The entries below should be output exactly as written.
****************************************
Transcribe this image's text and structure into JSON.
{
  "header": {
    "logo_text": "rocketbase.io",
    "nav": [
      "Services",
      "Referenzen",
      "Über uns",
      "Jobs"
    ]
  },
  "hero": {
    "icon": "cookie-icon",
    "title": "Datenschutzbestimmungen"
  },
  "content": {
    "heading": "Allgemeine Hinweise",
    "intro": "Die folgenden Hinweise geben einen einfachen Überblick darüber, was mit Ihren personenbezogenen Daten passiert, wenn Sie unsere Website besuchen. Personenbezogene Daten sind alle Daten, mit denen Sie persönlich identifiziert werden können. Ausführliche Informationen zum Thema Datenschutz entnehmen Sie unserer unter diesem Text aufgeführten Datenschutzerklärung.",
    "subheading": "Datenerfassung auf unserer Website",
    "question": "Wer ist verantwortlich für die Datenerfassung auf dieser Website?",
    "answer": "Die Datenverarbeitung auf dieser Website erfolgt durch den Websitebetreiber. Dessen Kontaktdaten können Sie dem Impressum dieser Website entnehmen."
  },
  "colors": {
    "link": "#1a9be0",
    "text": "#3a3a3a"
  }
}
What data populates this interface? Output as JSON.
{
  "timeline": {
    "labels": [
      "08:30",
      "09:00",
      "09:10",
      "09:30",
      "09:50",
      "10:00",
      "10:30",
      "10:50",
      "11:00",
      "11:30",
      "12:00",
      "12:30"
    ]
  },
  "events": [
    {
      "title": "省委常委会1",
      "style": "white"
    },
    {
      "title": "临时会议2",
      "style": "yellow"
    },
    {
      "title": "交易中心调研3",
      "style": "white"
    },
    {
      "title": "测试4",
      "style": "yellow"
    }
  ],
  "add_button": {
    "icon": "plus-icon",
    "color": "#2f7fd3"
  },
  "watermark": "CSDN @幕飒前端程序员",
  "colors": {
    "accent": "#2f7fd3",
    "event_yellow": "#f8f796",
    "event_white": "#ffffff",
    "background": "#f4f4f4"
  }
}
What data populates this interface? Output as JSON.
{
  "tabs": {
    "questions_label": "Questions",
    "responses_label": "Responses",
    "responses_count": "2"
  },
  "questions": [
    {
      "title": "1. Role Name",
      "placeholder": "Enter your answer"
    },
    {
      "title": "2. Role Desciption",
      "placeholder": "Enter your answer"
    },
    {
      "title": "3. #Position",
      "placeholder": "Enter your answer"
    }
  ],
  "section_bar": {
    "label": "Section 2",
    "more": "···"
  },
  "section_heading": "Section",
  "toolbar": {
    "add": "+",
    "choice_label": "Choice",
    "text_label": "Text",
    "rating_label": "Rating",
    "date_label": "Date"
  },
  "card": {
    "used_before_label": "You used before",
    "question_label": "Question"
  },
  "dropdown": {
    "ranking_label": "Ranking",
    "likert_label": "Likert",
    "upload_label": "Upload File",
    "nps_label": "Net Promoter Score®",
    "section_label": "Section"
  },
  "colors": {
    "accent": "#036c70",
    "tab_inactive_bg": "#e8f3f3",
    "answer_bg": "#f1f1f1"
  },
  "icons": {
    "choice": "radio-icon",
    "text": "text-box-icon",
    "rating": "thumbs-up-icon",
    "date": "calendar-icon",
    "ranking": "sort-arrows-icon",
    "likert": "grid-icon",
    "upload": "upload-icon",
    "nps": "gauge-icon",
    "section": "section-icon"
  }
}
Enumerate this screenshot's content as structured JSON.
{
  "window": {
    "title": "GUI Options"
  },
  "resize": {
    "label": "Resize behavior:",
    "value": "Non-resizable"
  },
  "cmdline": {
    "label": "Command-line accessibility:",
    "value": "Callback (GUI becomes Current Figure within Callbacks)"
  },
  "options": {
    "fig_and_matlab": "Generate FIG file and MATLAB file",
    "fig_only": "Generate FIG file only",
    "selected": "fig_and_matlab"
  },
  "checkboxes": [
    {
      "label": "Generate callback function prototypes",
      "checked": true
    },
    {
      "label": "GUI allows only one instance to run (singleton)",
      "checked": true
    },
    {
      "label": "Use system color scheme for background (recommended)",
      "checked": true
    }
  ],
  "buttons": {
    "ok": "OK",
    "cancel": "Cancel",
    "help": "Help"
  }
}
****************************************
Finished answer>
Transcribe this image's text and structure into JSON.
{
  "header": {
    "logo_text": "rocketbase.io",
    "nav": [
      "Services",
      "Referenzen",
      "Über uns",
      "Jobs"
    ]
  },
  "hero": {
    "icon": "cookie-icon",
    "title": "Datenschutzbestimmungen"
  },
  "content": {
    "heading": "Allgemeine Hinweise",
    "intro": "Die folgenden Hinweise geben einen einfachen Überblick darüber, was mit Ihren personenbezogenen Daten passiert, wenn Sie unsere Website besuchen. Personenbezogene Daten sind alle Daten, mit denen Sie persönlich identifiziert werden können. Ausführliche Informationen zum Thema Datenschutz entnehmen Sie unserer unter diesem Text aufgeführten Datenschutzerklärung.",
    "subheading": "Datenerfassung auf unserer Website",
    "question": "Wer ist verantwortlich für die Datenerfassung auf dieser Website?",
    "answer": "Die Datenverarbeitung auf dieser Website erfolgt durch den Websitebetreiber. Dessen Kontaktdaten können Sie dem Impressum dieser Website entnehmen."
  },
  "colors": {
    "link": "#1a9be0",
    "text": "#3a3a3a"
  }
}
What data populates this interface? Output as JSON.
{
  "timeline": {
    "labels": [
      "08:30",
      "09:00",
      "09:10",
      "09:30",
      "09:50",
      "10:00",
      "10:30",
      "10:50",
      "11:00",
      "11:30",
      "12:00",
      "12:30"
    ]
  },
  "events": [
    {
      "title": "省委常委会1",
      "style": "white"
    },
    {
      "title": "临时会议2",
      "style": "yellow"
    },
    {
      "title": "交易中心调研3",
      "style": "white"
    },
    {
      "title": "测试4",
      "style": "yellow"
    }
  ],
  "add_button": {
    "icon": "plus-icon",
    "color": "#2f7fd3"
  },
  "watermark": "CSDN @幕飒前端程序员",
  "colors": {
    "accent": "#2f7fd3",
    "event_yellow": "#f8f796",
    "event_white": "#ffffff",
    "background": "#f4f4f4"
  }
}
What data populates this interface? Output as JSON.
{
  "tabs": {
    "questions_label": "Questions",
    "responses_label": "Responses",
    "responses_count": "2"
  },
  "questions": [
    {
      "title": "1. Role Name",
      "placeholder": "Enter your answer"
    },
    {
      "title": "2. Role Desciption",
      "placeholder": "Enter your answer"
    },
    {
      "title": "3. #Position",
      "placeholder": "Enter your answer"
    }
  ],
  "section_bar": {
    "label": "Section 2",
    "more": "···"
  },
  "section_heading": "Section",
  "toolbar": {
    "add": "+",
    "choice_label": "Choice",
    "text_label": "Text",
    "rating_label": "Rating",
    "date_label": "Date"
  },
  "card": {
    "used_before_label": "You used before",
    "question_label": "Question"
  },
  "dropdown": {
    "ranking_label": "Ranking",
    "likert_label": "Likert",
    "upload_label": "Upload File",
    "nps_label": "Net Promoter Score®",
    "section_label": "Section"
  },
  "colors": {
    "accent": "#036c70",
    "tab_inactive_bg": "#e8f3f3",
    "answer_bg": "#f1f1f1"
  },
  "icons": {
    "choice": "radio-icon",
    "text": "text-box-icon",
    "rating": "thumbs-up-icon",
    "date": "calendar-icon",
    "ranking": "sort-arrows-icon",
    "likert": "grid-icon",
    "upload": "upload-icon",
    "nps": "gauge-icon",
    "section": "section-icon"
  }
}
Enumerate this screenshot's content as structured JSON.
{
  "window": {
    "title": "GUI Options"
  },
  "resize": {
    "label": "Resize behavior:",
    "value": "Non-resizable"
  },
  "cmdline": {
    "label": "Command-line accessibility:",
    "value": "Callback (GUI becomes Current Figure within Callbacks)"
  },
  "options": {
    "fig_and_matlab": "Generate FIG file and MATLAB file",
    "fig_only": "Generate FIG file only",
    "selected": "fig_and_matlab"
  },
  "checkboxes": [
    {
      "label": "Generate callback function prototypes",
      "checked": true
    },
    {
      "label": "GUI allows only one instance to run (singleton)",
      "checked": true
    },
    {
      "label": "Use system color scheme for background (recommended)",
      "checked": true
    }
  ],
  "buttons": {
    "ok": "OK",
    "cancel": "Cancel",
    "help": "Help"
  }
}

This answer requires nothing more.